### Aim
Reproduce exactly the lines below, starting at the line that contains "Parse this screenshot: output" and ending with the last line of the records, both included; leave out any pictures.

### Provided information
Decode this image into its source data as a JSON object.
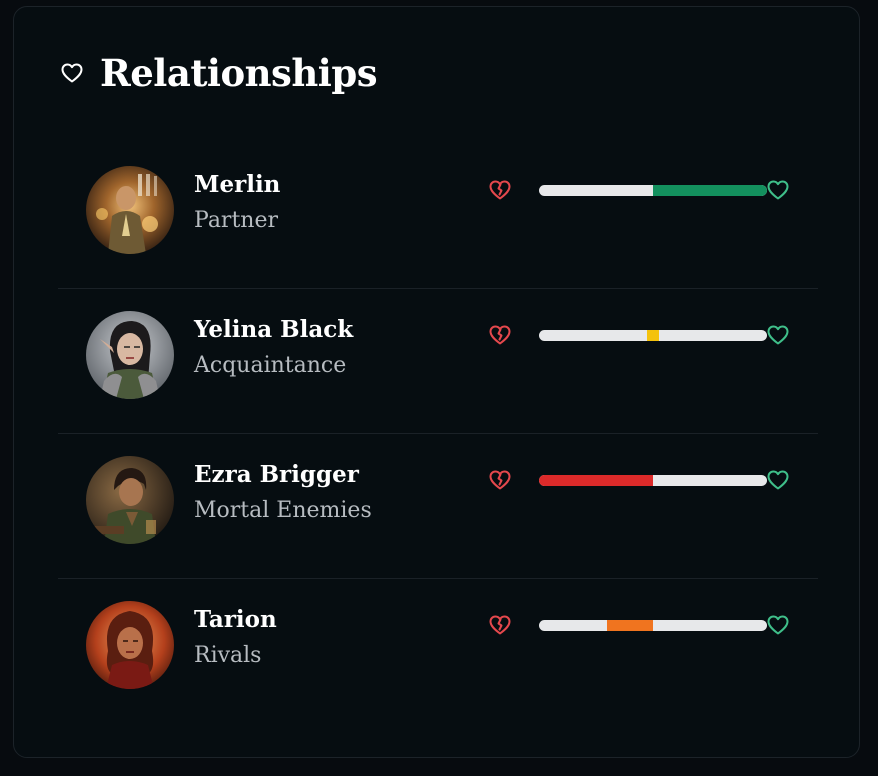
{
  "panel": {
    "title": "Relationships",
    "title_icon": "heart-outline-icon"
  },
  "colors": {
    "negative_icon": "#e5484d",
    "positive_icon": "#3fbf8a",
    "track": "#e7e8ea"
  },
  "relationships": [
    {
      "name": "Merlin",
      "status": "Partner",
      "avatar": "avatar-merlin",
      "score": 1.0,
      "bar_color": "#13905e"
    },
    {
      "name": "Yelina Black",
      "status": "Acquaintance",
      "avatar": "avatar-yelina-black",
      "score": 0.05,
      "bar_color": "#f4c20d"
    },
    {
      "name": "Ezra Brigger",
      "status": "Mortal Enemies",
      "avatar": "avatar-ezra-brigger",
      "score": -1.0,
      "bar_color": "#dc2a2a"
    },
    {
      "name": "Tarion",
      "status": "Rivals",
      "avatar": "avatar-tarion",
      "score": -0.4,
      "bar_color": "#f0741f"
    }
  ]
}
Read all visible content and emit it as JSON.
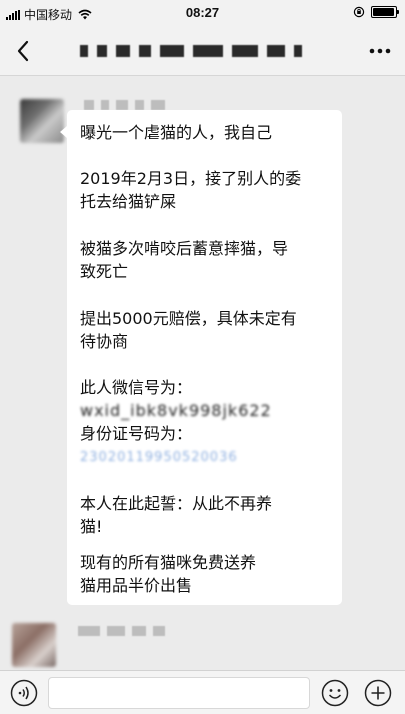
{
  "status_bar": {
    "carrier": "中国移动",
    "time": "08:27"
  },
  "message": {
    "lines": [
      "曝光一个虐猫的人，我自己",
      "2019年2月3日，接了别人的委\n托去给猫铲屎",
      "被猫多次啃咬后蓄意摔猫，导\n致死亡",
      "提出5000元赔偿，具体未定有\n待协商",
      "此人微信号为：",
      "身份证号码为：",
      "本人在此起誓：从此不再养\n猫!",
      "现有的所有猫咪免费送养\n猫用品半价出售"
    ],
    "wechat_id_obscured": "wxid_ibk8vk998jk622",
    "id_number_obscured": "23020119950520036"
  },
  "icons": {
    "back": "back-chevron-icon",
    "more": "more-dots-icon",
    "voice": "voice-icon",
    "emoji": "emoji-icon",
    "plus": "plus-icon"
  },
  "colors": {
    "background": "#ebebeb",
    "bubble": "#ffffff",
    "obscured_link": "#8fb0e0"
  }
}
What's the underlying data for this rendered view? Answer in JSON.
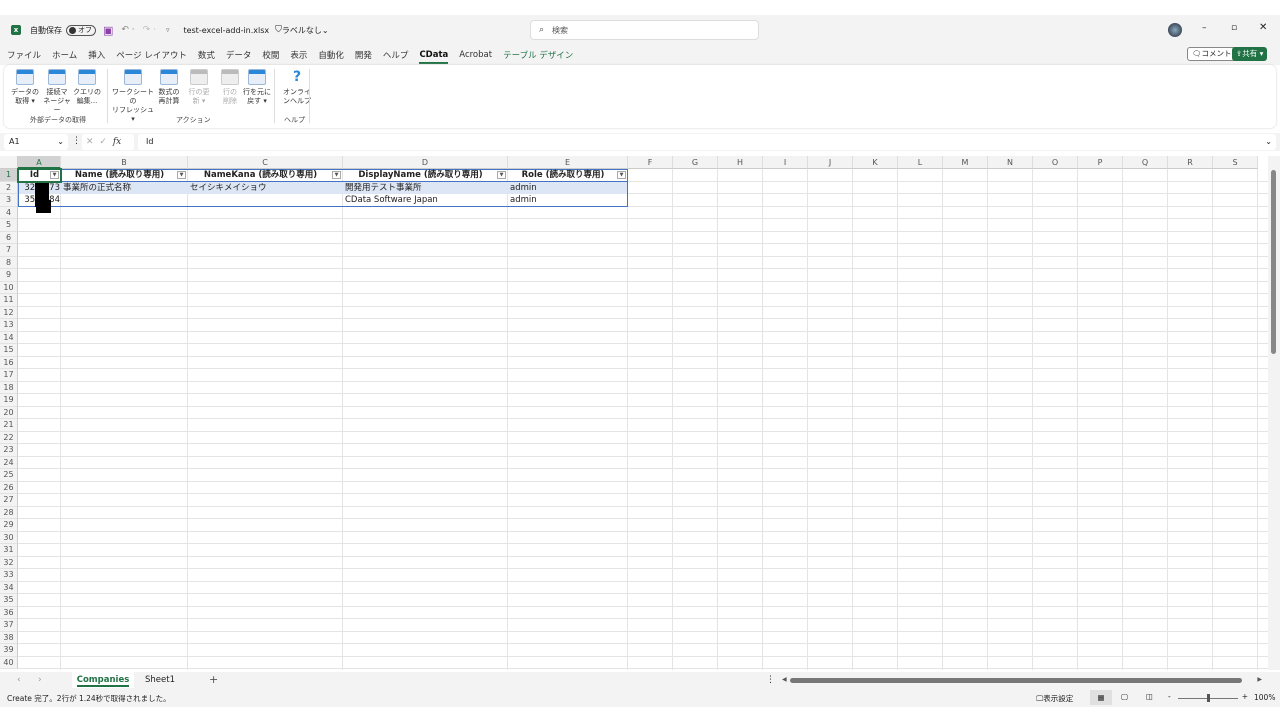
{
  "title": {
    "autosave": "自動保存",
    "toggle": "オフ",
    "filename": "test-excel-add-in.xlsx",
    "label": "ラベルなし",
    "search": "検索"
  },
  "tabs": [
    "ファイル",
    "ホーム",
    "挿入",
    "ページ レイアウト",
    "数式",
    "データ",
    "校閲",
    "表示",
    "自動化",
    "開発",
    "ヘルプ",
    "CData",
    "Acrobat",
    "テーブル デザイン"
  ],
  "right_buttons": {
    "comment": "コメント",
    "share": "共有"
  },
  "ribbon": {
    "buttons": [
      {
        "l1": "データの",
        "l2": "取得 ▾"
      },
      {
        "l1": "接続マ",
        "l2": "ネージャー"
      },
      {
        "l1": "クエリの",
        "l2": "編集..."
      },
      {
        "l1": "ワークシートの",
        "l2": "リフレッシュ ▾"
      },
      {
        "l1": "数式の",
        "l2": "再計算"
      },
      {
        "l1": "行の更",
        "l2": "新 ▾"
      },
      {
        "l1": "行の",
        "l2": "削除"
      },
      {
        "l1": "行を元に",
        "l2": "戻す ▾"
      },
      {
        "l1": "オンライ",
        "l2": "ンヘルプ"
      }
    ],
    "groups": [
      "外部データの取得",
      "アクション",
      "ヘルプ"
    ]
  },
  "formula": {
    "namebox": "A1",
    "fx": "fx",
    "value": "Id"
  },
  "columns": [
    "A",
    "B",
    "C",
    "D",
    "E",
    "F",
    "G",
    "H",
    "I",
    "J",
    "K",
    "L",
    "M",
    "N",
    "O",
    "P",
    "Q",
    "R",
    "S"
  ],
  "table": {
    "headers": [
      "Id",
      "Name (読み取り専用)",
      "NameKana (読み取り専用)",
      "DisplayName (読み取り専用)",
      "Role (読み取り専用)"
    ],
    "rows": [
      {
        "id_pre": "32",
        "id_suf": "73",
        "name": "事業所の正式名称",
        "kana": "セイシキメイショウ",
        "display": "開発用テスト事業所",
        "role": "admin"
      },
      {
        "id_pre": "35",
        "id_suf": "84",
        "name": "",
        "kana": "",
        "display": "CData Software Japan",
        "role": "admin"
      }
    ]
  },
  "sheets": [
    "Companies",
    "Sheet1"
  ],
  "status": {
    "message": "Create 完了。2行が 1.24秒で取得されました。",
    "display_settings": "表示設定",
    "zoom": "100%",
    "zoom_value": 100
  }
}
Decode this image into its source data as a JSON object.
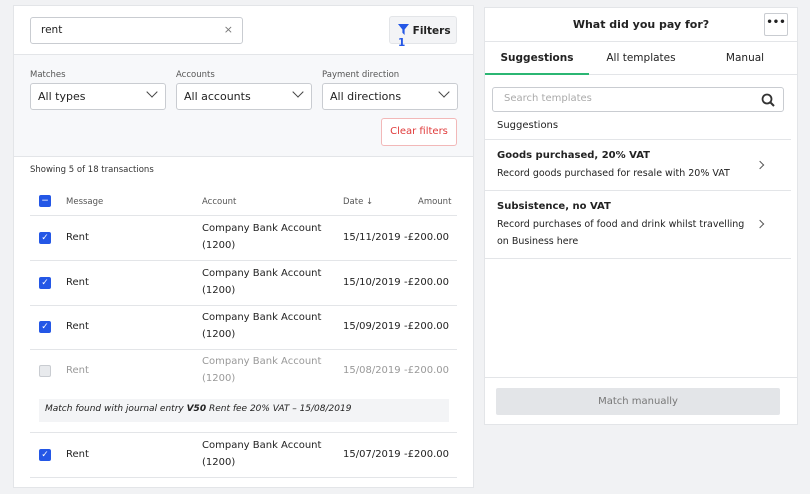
{
  "search": {
    "value": "rent",
    "clear_icon": "×"
  },
  "filters_button": {
    "label": "Filters",
    "count": "1"
  },
  "filter_fields": [
    {
      "label": "Matches",
      "value": "All types"
    },
    {
      "label": "Accounts",
      "value": "All accounts"
    },
    {
      "label": "Payment direction",
      "value": "All directions"
    }
  ],
  "clear_filters": "Clear filters",
  "showing": "Showing 5 of 18 transactions",
  "table": {
    "headers": {
      "message": "Message",
      "account": "Account",
      "date": "Date ↓",
      "amount": "Amount"
    },
    "rows": [
      {
        "checked": true,
        "message": "Rent",
        "account": "Company Bank Account",
        "code": "(1200)",
        "date": "15/11/2019",
        "amount": "-£200.00"
      },
      {
        "checked": true,
        "message": "Rent",
        "account": "Company Bank Account",
        "code": "(1200)",
        "date": "15/10/2019",
        "amount": "-£200.00"
      },
      {
        "checked": true,
        "message": "Rent",
        "account": "Company Bank Account",
        "code": "(1200)",
        "date": "15/09/2019",
        "amount": "-£200.00"
      },
      {
        "checked": false,
        "message": "Rent",
        "account": "Company Bank Account",
        "code": "(1200)",
        "date": "15/08/2019",
        "amount": "-£200.00"
      },
      {
        "checked": true,
        "message": "Rent",
        "account": "Company Bank Account",
        "code": "(1200)",
        "date": "15/07/2019",
        "amount": "-£200.00"
      }
    ],
    "match_note": {
      "prefix": "Match found with journal entry ",
      "ref": "V50",
      "suffix": " Rent fee 20% VAT – 15/08/2019"
    }
  },
  "panel": {
    "title": "What did you pay for?",
    "more": "•••",
    "tabs": [
      "Suggestions",
      "All templates",
      "Manual"
    ],
    "active_tab": "Suggestions",
    "search_placeholder": "Search templates",
    "section_label": "Suggestions",
    "items": [
      {
        "title": "Goods purchased, 20% VAT",
        "desc": "Record goods purchased for resale with 20% VAT"
      },
      {
        "title": "Subsistence, no VAT",
        "desc": "Record purchases of food and drink whilst travelling on Business here"
      }
    ],
    "match_manually": "Match manually"
  },
  "colors": {
    "accent": "#2457e6",
    "danger": "#e03a3a",
    "tab_active": "#2bb673"
  }
}
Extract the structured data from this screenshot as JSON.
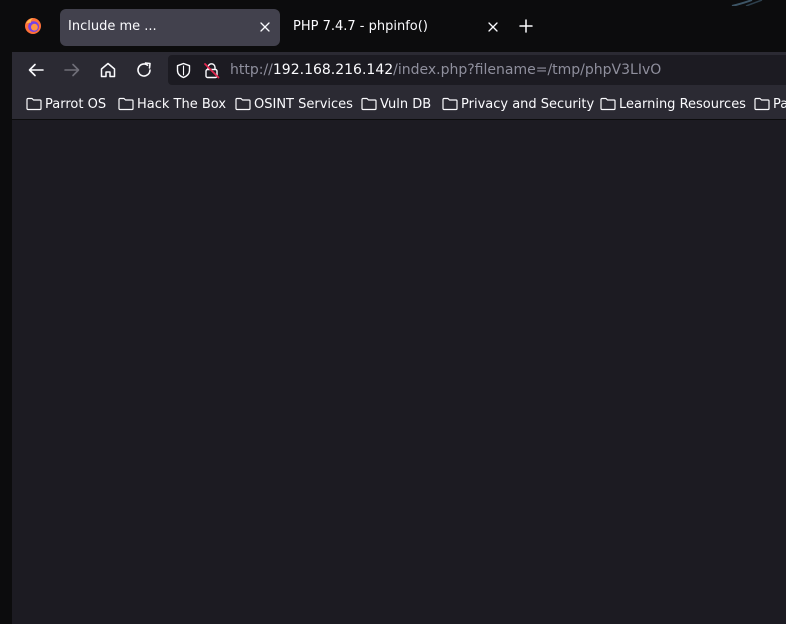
{
  "browser": {
    "tabs": [
      {
        "title": "Include me ...",
        "active": true
      },
      {
        "title": "PHP 7.4.7 - phpinfo()",
        "active": false
      }
    ]
  },
  "address_bar": {
    "scheme": "http://",
    "host": "192.168.216.142",
    "path": "/index.php?filename=/tmp/phpV3LIvO"
  },
  "bookmarks": [
    {
      "label": "Parrot OS"
    },
    {
      "label": "Hack The Box"
    },
    {
      "label": "OSINT Services"
    },
    {
      "label": "Vuln DB"
    },
    {
      "label": "Privacy and Security"
    },
    {
      "label": "Learning Resources"
    },
    {
      "label": "Pa"
    }
  ],
  "icons": {
    "browser_logo": "firefox-logo-icon",
    "tab_close": "close-icon",
    "new_tab": "plus-icon",
    "back": "arrow-left-icon",
    "forward": "arrow-right-icon",
    "home": "home-icon",
    "reload": "reload-icon",
    "tracking_protection": "shield-icon",
    "insecure_connection": "broken-lock-icon",
    "bookmark_folder": "folder-icon"
  },
  "colors": {
    "tabstrip": "#0c0c0d",
    "toolbar": "#2b2a33",
    "active_tab": "#42414d",
    "page_background": "#1c1b22",
    "text": "#fbfbfe",
    "dim_text": "#8f8f9d",
    "insecure_accent": "#e22850"
  }
}
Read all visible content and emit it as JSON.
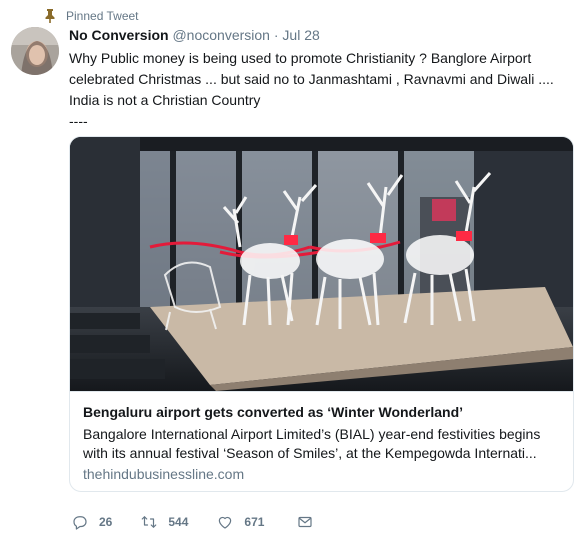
{
  "pinned": {
    "label": "Pinned Tweet",
    "icon": "pin-icon",
    "icon_color": "#8a6b2a"
  },
  "author": {
    "name": "No Conversion",
    "handle": "@noconversion",
    "separator": "·",
    "date": "Jul 28"
  },
  "tweet": {
    "lines": [
      "Why Public money is being used to promote Christianity ? Banglore Airport",
      "celebrated Christmas ... but said no to Janmashtami , Ravnavmi and Diwali ....",
      "India is not a Christian Country",
      "----"
    ]
  },
  "card": {
    "title": "Bengaluru airport gets converted as ‘Winter Wonderland’",
    "description_lines": [
      "Bangalore International Airport Limited’s (BIAL) year-end festivities begins",
      "with its annual festival ‘Season of Smiles’, at the Kempegowda Internati..."
    ],
    "domain": "thehindubusinessline.com"
  },
  "actions": {
    "reply": {
      "icon": "reply-icon",
      "count": "26"
    },
    "retweet": {
      "icon": "retweet-icon",
      "count": "544"
    },
    "like": {
      "icon": "heart-icon",
      "count": "671"
    },
    "message": {
      "icon": "envelope-icon"
    }
  },
  "colors": {
    "text": "#14171a",
    "secondary": "#657786",
    "border": "#e1e8ed"
  }
}
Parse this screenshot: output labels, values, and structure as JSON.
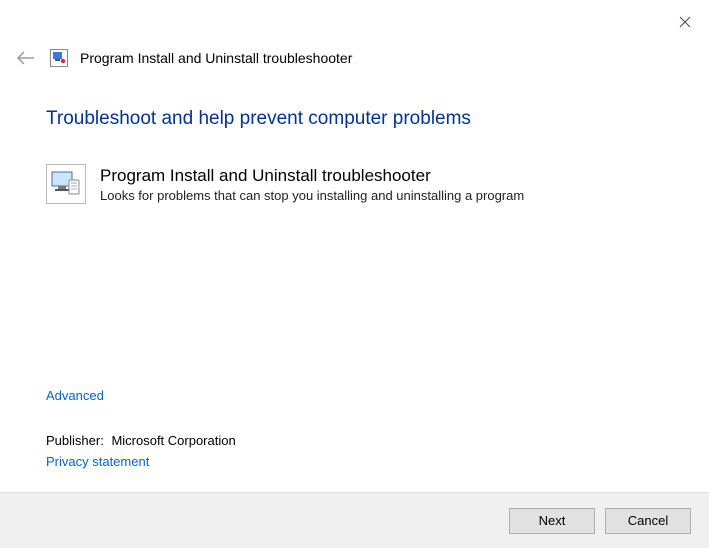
{
  "window": {
    "title": "Program Install and Uninstall troubleshooter"
  },
  "content": {
    "heading": "Troubleshoot and help prevent computer problems",
    "troubleshooter": {
      "title": "Program Install and Uninstall troubleshooter",
      "description": "Looks for problems that can stop you installing and uninstalling a program"
    },
    "advanced_link": "Advanced",
    "publisher_label": "Publisher:",
    "publisher_name": "Microsoft Corporation",
    "privacy_link": "Privacy statement"
  },
  "footer": {
    "next_label": "Next",
    "cancel_label": "Cancel"
  },
  "icons": {
    "back": "back-arrow-icon",
    "close": "close-icon",
    "app": "troubleshooter-icon",
    "monitor": "monitor-icon"
  }
}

### Answer below
Parse this screenshot: output labels, values, and structure as JSON.
{
  "window": {
    "title": "Program Install and Uninstall troubleshooter"
  },
  "content": {
    "heading": "Troubleshoot and help prevent computer problems",
    "troubleshooter": {
      "title": "Program Install and Uninstall troubleshooter",
      "description": "Looks for problems that can stop you installing and uninstalling a program"
    },
    "advanced_link": "Advanced",
    "publisher_label": "Publisher:",
    "publisher_name": "Microsoft Corporation",
    "privacy_link": "Privacy statement"
  },
  "footer": {
    "next_label": "Next",
    "cancel_label": "Cancel"
  },
  "icons": {
    "back": "back-arrow-icon",
    "close": "close-icon",
    "app": "troubleshooter-icon",
    "monitor": "monitor-icon"
  }
}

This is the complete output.